• BRIEF: Reply only with how many lines contain the word "help".
──────
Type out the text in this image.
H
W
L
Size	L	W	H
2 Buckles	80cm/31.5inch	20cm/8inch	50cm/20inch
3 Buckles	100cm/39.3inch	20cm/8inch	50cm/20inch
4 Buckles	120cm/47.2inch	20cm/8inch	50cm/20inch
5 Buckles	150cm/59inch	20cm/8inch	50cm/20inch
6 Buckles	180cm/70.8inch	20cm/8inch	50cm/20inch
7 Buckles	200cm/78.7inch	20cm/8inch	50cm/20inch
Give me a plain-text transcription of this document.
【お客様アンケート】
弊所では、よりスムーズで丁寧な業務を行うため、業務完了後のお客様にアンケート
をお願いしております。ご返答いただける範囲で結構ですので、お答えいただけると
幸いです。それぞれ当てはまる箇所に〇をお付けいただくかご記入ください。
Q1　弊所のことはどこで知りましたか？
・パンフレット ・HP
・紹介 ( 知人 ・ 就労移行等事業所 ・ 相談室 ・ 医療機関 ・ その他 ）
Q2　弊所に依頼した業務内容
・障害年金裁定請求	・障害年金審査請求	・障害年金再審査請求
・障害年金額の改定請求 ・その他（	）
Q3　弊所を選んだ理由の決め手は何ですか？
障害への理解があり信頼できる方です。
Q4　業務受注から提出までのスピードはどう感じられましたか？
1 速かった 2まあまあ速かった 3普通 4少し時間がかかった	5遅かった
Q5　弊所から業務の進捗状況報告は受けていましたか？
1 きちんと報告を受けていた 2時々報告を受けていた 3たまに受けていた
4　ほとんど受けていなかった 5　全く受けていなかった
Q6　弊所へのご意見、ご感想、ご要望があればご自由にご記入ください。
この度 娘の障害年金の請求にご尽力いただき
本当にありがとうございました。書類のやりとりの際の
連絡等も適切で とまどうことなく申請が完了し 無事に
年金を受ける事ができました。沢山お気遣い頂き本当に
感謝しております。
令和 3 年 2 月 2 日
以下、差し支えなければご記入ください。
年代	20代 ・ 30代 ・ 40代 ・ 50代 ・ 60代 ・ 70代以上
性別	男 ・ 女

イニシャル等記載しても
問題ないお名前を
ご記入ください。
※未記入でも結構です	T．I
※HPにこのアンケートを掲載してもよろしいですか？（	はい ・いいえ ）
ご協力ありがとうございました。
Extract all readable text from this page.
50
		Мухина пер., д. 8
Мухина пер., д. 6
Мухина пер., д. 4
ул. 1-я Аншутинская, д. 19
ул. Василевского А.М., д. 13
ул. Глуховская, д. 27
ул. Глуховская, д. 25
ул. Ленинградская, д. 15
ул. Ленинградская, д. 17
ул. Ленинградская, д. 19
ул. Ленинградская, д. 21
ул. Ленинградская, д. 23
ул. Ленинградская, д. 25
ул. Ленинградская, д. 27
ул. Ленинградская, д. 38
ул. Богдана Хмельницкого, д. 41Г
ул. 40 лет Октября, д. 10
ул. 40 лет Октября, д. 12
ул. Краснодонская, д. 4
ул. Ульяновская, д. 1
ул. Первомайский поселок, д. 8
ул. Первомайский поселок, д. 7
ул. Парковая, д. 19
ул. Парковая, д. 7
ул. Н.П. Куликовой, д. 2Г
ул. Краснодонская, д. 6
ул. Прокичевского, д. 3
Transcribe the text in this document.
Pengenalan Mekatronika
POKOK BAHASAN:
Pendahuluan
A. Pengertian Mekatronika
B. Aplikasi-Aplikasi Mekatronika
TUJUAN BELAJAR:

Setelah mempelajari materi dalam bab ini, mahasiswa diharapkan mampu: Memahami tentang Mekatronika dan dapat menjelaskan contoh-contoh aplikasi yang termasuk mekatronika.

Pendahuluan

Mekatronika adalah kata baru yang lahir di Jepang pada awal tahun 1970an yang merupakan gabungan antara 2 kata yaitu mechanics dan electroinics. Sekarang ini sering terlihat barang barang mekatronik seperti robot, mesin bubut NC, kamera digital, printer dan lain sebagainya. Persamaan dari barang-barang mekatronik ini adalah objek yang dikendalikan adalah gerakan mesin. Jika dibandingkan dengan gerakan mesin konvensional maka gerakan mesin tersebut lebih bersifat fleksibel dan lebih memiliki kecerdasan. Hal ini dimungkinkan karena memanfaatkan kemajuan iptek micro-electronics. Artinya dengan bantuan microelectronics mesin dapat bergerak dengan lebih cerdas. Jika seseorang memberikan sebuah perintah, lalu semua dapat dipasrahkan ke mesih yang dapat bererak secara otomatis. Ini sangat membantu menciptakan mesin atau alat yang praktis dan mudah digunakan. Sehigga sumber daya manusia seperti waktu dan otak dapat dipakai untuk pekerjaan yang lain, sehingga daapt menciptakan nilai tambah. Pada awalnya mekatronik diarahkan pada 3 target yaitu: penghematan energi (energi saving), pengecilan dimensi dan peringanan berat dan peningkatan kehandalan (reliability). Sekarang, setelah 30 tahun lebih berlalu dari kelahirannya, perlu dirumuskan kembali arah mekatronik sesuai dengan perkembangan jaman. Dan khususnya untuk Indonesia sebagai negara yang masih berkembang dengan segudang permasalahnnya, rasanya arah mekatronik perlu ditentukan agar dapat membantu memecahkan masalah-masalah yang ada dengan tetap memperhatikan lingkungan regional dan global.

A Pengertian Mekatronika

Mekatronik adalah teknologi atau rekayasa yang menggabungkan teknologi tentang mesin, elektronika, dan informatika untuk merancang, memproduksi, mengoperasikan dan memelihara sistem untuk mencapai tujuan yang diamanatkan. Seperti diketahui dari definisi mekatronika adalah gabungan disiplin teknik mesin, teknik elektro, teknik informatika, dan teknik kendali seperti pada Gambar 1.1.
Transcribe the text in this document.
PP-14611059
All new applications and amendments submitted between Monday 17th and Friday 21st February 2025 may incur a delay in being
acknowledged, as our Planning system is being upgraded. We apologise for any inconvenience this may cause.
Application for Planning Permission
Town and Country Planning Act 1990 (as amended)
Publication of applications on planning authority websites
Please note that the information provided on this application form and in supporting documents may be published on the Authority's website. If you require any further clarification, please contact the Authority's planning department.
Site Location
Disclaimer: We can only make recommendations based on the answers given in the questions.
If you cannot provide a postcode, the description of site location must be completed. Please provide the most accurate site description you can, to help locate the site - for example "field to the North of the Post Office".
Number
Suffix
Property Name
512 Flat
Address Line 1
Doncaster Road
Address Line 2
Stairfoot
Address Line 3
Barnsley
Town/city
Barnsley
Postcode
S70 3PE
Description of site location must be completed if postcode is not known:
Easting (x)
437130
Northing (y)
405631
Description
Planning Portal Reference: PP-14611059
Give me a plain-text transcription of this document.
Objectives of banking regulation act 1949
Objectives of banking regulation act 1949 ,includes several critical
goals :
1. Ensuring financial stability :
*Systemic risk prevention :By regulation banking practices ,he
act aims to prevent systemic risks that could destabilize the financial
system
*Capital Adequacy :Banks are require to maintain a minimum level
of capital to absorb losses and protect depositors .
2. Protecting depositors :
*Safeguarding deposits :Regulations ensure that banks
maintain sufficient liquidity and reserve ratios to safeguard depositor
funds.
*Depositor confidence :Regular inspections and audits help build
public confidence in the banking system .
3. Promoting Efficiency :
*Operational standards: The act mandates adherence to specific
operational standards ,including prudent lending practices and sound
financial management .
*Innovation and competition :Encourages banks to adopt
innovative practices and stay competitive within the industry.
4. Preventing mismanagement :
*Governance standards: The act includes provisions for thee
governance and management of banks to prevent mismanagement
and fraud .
──────
• WRITTEN ANSWER: 2